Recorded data
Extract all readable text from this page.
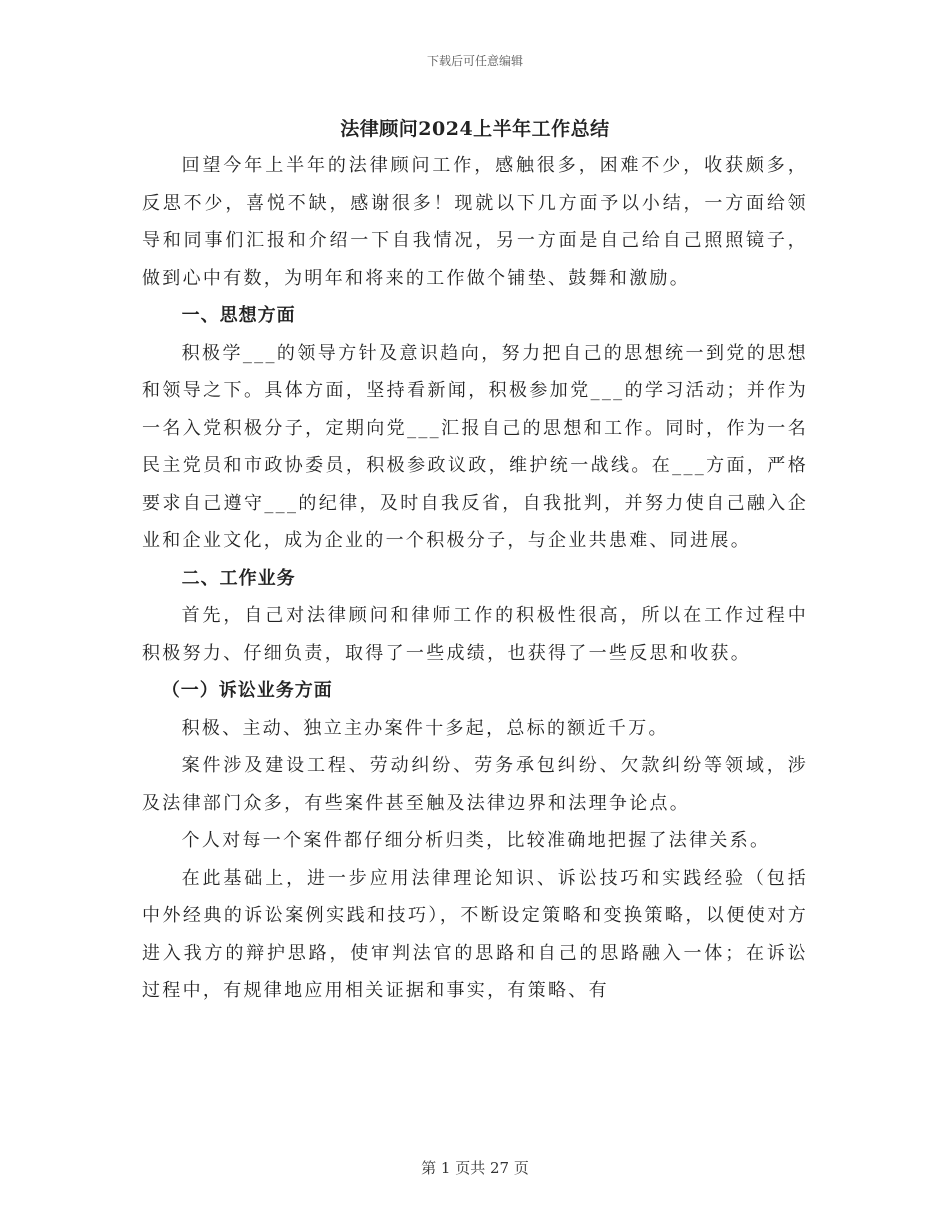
下载后可任意编辑
法律顾问2024上半年工作总结

回望今年上半年的法律顾问工作，感触很多，困难不少，收获颇多，反思不少，喜悦不缺，感谢很多！现就以下几方面予以小结，一方面给领导和同事们汇报和介绍一下自我情况，另一方面是自己给自己照照镜子，做到心中有数，为明年和将来的工作做个铺垫、鼓舞和激励。

一、思想方面

积极学___的领导方针及意识趋向，努力把自己的思想统一到党的思想和领导之下。具体方面，坚持看新闻，积极参加党___的学习活动；并作为一名入党积极分子，定期向党___汇报自己的思想和工作。同时，作为一名民主党员和市政协委员，积极参政议政，维护统一战线。在___方面，严格要求自己遵守___的纪律，及时自我反省，自我批判，并努力使自己融入企业和企业文化，成为企业的一个积极分子，与企业共患难、同进展。

二、工作业务

首先，自己对法律顾问和律师工作的积极性很高，所以在工作过程中积极努力、仔细负责，取得了一些成绩，也获得了一些反思和收获。

（一）诉讼业务方面

积极、主动、独立主办案件十多起，总标的额近千万。

案件涉及建设工程、劳动纠纷、劳务承包纠纷、欠款纠纷等领域，涉及法律部门众多，有些案件甚至触及法律边界和法理争论点。

个人对每一个案件都仔细分析归类，比较准确地把握了法律关系。

在此基础上，进一步应用法律理论知识、诉讼技巧和实践经验（包括中外经典的诉讼案例实践和技巧），不断设定策略和变换策略，以便使对方进入我方的辩护思路，使审判法官的思路和自己的思路融入一体；在诉讼过程中，有规律地应用相关证据和事实，有策略、有

第 1 页共 27 页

_Instruction:_ Write out each entry exactly as given, omitting any picture.

_Worked answer:_
Extract all readable text from this page.
下载后可任意编辑
法律顾问2024上半年工作总结

回望今年上半年的法律顾问工作，感触很多，困难不少，收获颇多，反思不少，喜悦不缺，感谢很多！现就以下几方面予以小结，一方面给领导和同事们汇报和介绍一下自我情况，另一方面是自己给自己照照镜子，做到心中有数，为明年和将来的工作做个铺垫、鼓舞和激励。

一、思想方面

积极学___的领导方针及意识趋向，努力把自己的思想统一到党的思想和领导之下。具体方面，坚持看新闻，积极参加党___的学习活动；并作为一名入党积极分子，定期向党___汇报自己的思想和工作。同时，作为一名民主党员和市政协委员，积极参政议政，维护统一战线。在___方面，严格要求自己遵守___的纪律，及时自我反省，自我批判，并努力使自己融入企业和企业文化，成为企业的一个积极分子，与企业共患难、同进展。

二、工作业务

首先，自己对法律顾问和律师工作的积极性很高，所以在工作过程中积极努力、仔细负责，取得了一些成绩，也获得了一些反思和收获。

（一）诉讼业务方面

积极、主动、独立主办案件十多起，总标的额近千万。

案件涉及建设工程、劳动纠纷、劳务承包纠纷、欠款纠纷等领域，涉及法律部门众多，有些案件甚至触及法律边界和法理争论点。

个人对每一个案件都仔细分析归类，比较准确地把握了法律关系。

在此基础上，进一步应用法律理论知识、诉讼技巧和实践经验（包括中外经典的诉讼案例实践和技巧），不断设定策略和变换策略，以便使对方进入我方的辩护思路，使审判法官的思路和自己的思路融入一体；在诉讼过程中，有规律地应用相关证据和事实，有策略、有

第 1 页共 27 页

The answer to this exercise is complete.